### Data for this exercise
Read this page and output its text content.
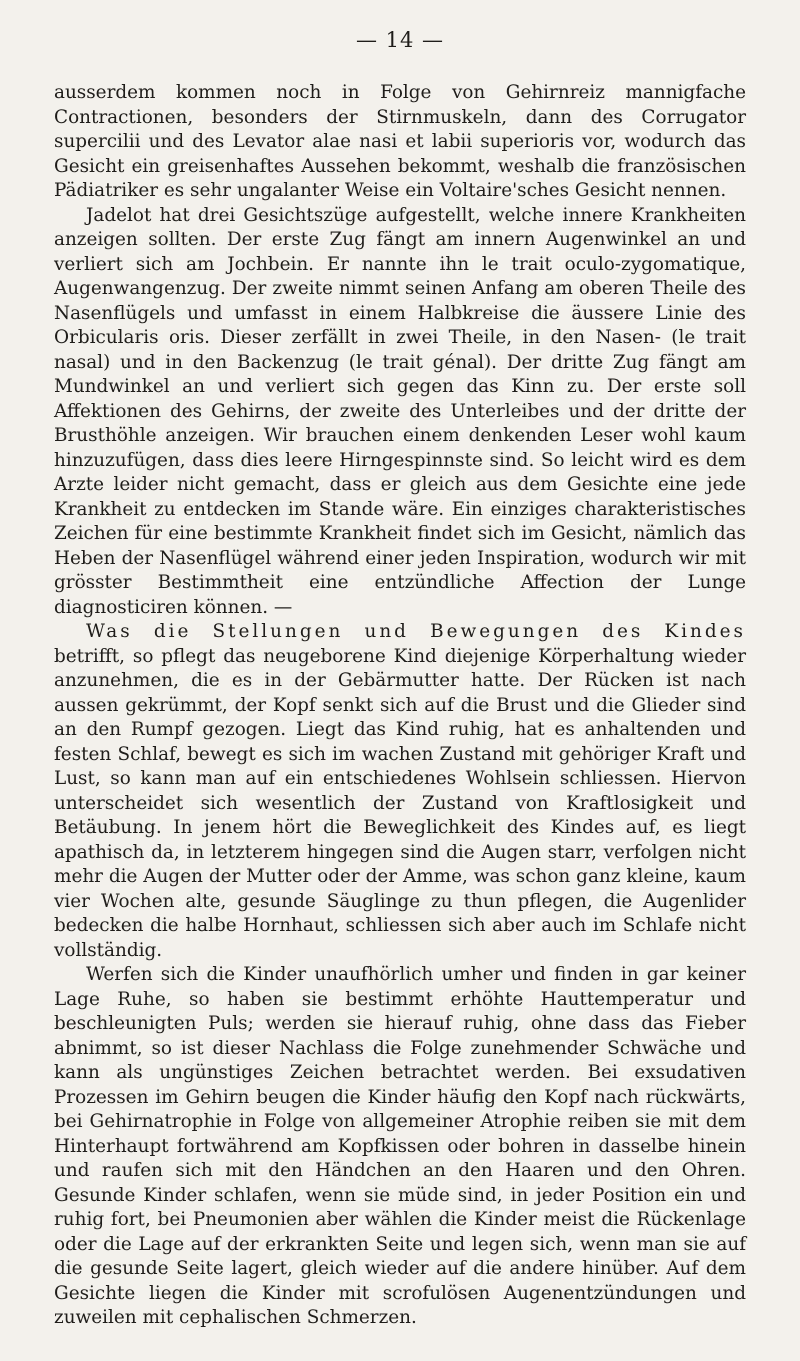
— 14 —

ausserdem kommen noch in Folge von Gehirnreiz mannigfache Contractionen, besonders der Stirnmuskeln, dann des Corrugator supercilii und des Levator alae nasi et labii superioris vor, wodurch das Gesicht ein greisenhaftes Aussehen bekommt, weshalb die französischen Pädiatriker es sehr ungalanter Weise ein Voltaire'sches Gesicht nennen.

Jadelot hat drei Gesichtszüge aufgestellt, welche innere Krankheiten anzeigen sollten. Der erste Zug fängt am innern Augenwinkel an und verliert sich am Jochbein. Er nannte ihn le trait oculo-zygomatique, Augenwangenzug. Der zweite nimmt seinen Anfang am oberen Theile des Nasenflügels und umfasst in einem Halbkreise die äussere Linie des Orbicularis oris. Dieser zerfällt in zwei Theile, in den Nasen- (le trait nasal) und in den Backenzug (le trait génal). Der dritte Zug fängt am Mundwinkel an und verliert sich gegen das Kinn zu. Der erste soll Affektionen des Gehirns, der zweite des Unterleibes und der dritte der Brusthöhle anzeigen. Wir brauchen einem denkenden Leser wohl kaum hinzuzufügen, dass dies leere Hirngespinnste sind. So leicht wird es dem Arzte leider nicht gemacht, dass er gleich aus dem Gesichte eine jede Krankheit zu entdecken im Stande wäre. Ein einziges charakteristisches Zeichen für eine bestimmte Krankheit findet sich im Gesicht, nämlich das Heben der Nasenflügel während einer jeden Inspiration, wodurch wir mit grösster Bestimmtheit eine entzündliche Affection der Lunge diagnosticiren können. —

Was die Stellungen und Bewegungen des Kindes betrifft, so pflegt das neugeborene Kind diejenige Körperhaltung wieder anzunehmen, die es in der Gebärmutter hatte. Der Rücken ist nach aussen gekrümmt, der Kopf senkt sich auf die Brust und die Glieder sind an den Rumpf gezogen. Liegt das Kind ruhig, hat es anhaltenden und festen Schlaf, bewegt es sich im wachen Zustand mit gehöriger Kraft und Lust, so kann man auf ein entschiedenes Wohlsein schliessen. Hiervon unterscheidet sich wesentlich der Zustand von Kraftlosigkeit und Betäubung. In jenem hört die Beweglichkeit des Kindes auf, es liegt apathisch da, in letzterem hingegen sind die Augen starr, verfolgen nicht mehr die Augen der Mutter oder der Amme, was schon ganz kleine, kaum vier Wochen alte, gesunde Säuglinge zu thun pflegen, die Augenlider bedecken die halbe Hornhaut, schliessen sich aber auch im Schlafe nicht vollständig.

Werfen sich die Kinder unaufhörlich umher und finden in gar keiner Lage Ruhe, so haben sie bestimmt erhöhte Hauttemperatur und beschleunigten Puls; werden sie hierauf ruhig, ohne dass das Fieber abnimmt, so ist dieser Nachlass die Folge zunehmender Schwäche und kann als ungünstiges Zeichen betrachtet werden. Bei exsudativen Prozessen im Gehirn beugen die Kinder häufig den Kopf nach rückwärts, bei Gehirnatrophie in Folge von allgemeiner Atrophie reiben sie mit dem Hinterhaupt fortwährend am Kopfkissen oder bohren in dasselbe hinein und raufen sich mit den Händchen an den Haaren und den Ohren. Gesunde Kinder schlafen, wenn sie müde sind, in jeder Position ein und ruhig fort, bei Pneumonien aber wählen die Kinder meist die Rückenlage oder die Lage auf der erkrankten Seite und legen sich, wenn man sie auf die gesunde Seite lagert, gleich wieder auf die andere hinüber. Auf dem Gesichte liegen die Kinder mit scrofulösen Augenentzündungen und zuweilen mit cephalischen Schmerzen.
######
- **Your goal**
Every line of the data should be copied as it stands, without the images.

- **Task result**
Read this page and output its text content.
— 14 —

ausserdem kommen noch in Folge von Gehirnreiz mannigfache Contractionen, besonders der Stirnmuskeln, dann des Corrugator supercilii und des Levator alae nasi et labii superioris vor, wodurch das Gesicht ein greisenhaftes Aussehen bekommt, weshalb die französischen Pädiatriker es sehr ungalanter Weise ein Voltaire'sches Gesicht nennen.

Jadelot hat drei Gesichtszüge aufgestellt, welche innere Krankheiten anzeigen sollten. Der erste Zug fängt am innern Augenwinkel an und verliert sich am Jochbein. Er nannte ihn le trait oculo-zygomatique, Augenwangenzug. Der zweite nimmt seinen Anfang am oberen Theile des Nasenflügels und umfasst in einem Halbkreise die äussere Linie des Orbicularis oris. Dieser zerfällt in zwei Theile, in den Nasen- (le trait nasal) und in den Backenzug (le trait génal). Der dritte Zug fängt am Mundwinkel an und verliert sich gegen das Kinn zu. Der erste soll Affektionen des Gehirns, der zweite des Unterleibes und der dritte der Brusthöhle anzeigen. Wir brauchen einem denkenden Leser wohl kaum hinzuzufügen, dass dies leere Hirngespinnste sind. So leicht wird es dem Arzte leider nicht gemacht, dass er gleich aus dem Gesichte eine jede Krankheit zu entdecken im Stande wäre. Ein einziges charakteristisches Zeichen für eine bestimmte Krankheit findet sich im Gesicht, nämlich das Heben der Nasenflügel während einer jeden Inspiration, wodurch wir mit grösster Bestimmtheit eine entzündliche Affection der Lunge diagnosticiren können. —

Was die Stellungen und Bewegungen des Kindes betrifft, so pflegt das neugeborene Kind diejenige Körperhaltung wieder anzunehmen, die es in der Gebärmutter hatte. Der Rücken ist nach aussen gekrümmt, der Kopf senkt sich auf die Brust und die Glieder sind an den Rumpf gezogen. Liegt das Kind ruhig, hat es anhaltenden und festen Schlaf, bewegt es sich im wachen Zustand mit gehöriger Kraft und Lust, so kann man auf ein entschiedenes Wohlsein schliessen. Hiervon unterscheidet sich wesentlich der Zustand von Kraftlosigkeit und Betäubung. In jenem hört die Beweglichkeit des Kindes auf, es liegt apathisch da, in letzterem hingegen sind die Augen starr, verfolgen nicht mehr die Augen der Mutter oder der Amme, was schon ganz kleine, kaum vier Wochen alte, gesunde Säuglinge zu thun pflegen, die Augenlider bedecken die halbe Hornhaut, schliessen sich aber auch im Schlafe nicht vollständig.

Werfen sich die Kinder unaufhörlich umher und finden in gar keiner Lage Ruhe, so haben sie bestimmt erhöhte Hauttemperatur und beschleunigten Puls; werden sie hierauf ruhig, ohne dass das Fieber abnimmt, so ist dieser Nachlass die Folge zunehmender Schwäche und kann als ungünstiges Zeichen betrachtet werden. Bei exsudativen Prozessen im Gehirn beugen die Kinder häufig den Kopf nach rückwärts, bei Gehirnatrophie in Folge von allgemeiner Atrophie reiben sie mit dem Hinterhaupt fortwährend am Kopfkissen oder bohren in dasselbe hinein und raufen sich mit den Händchen an den Haaren und den Ohren. Gesunde Kinder schlafen, wenn sie müde sind, in jeder Position ein und ruhig fort, bei Pneumonien aber wählen die Kinder meist die Rückenlage oder die Lage auf der erkrankten Seite und legen sich, wenn man sie auf die gesunde Seite lagert, gleich wieder auf die andere hinüber. Auf dem Gesichte liegen die Kinder mit scrofulösen Augenentzündungen und zuweilen mit cephalischen Schmerzen.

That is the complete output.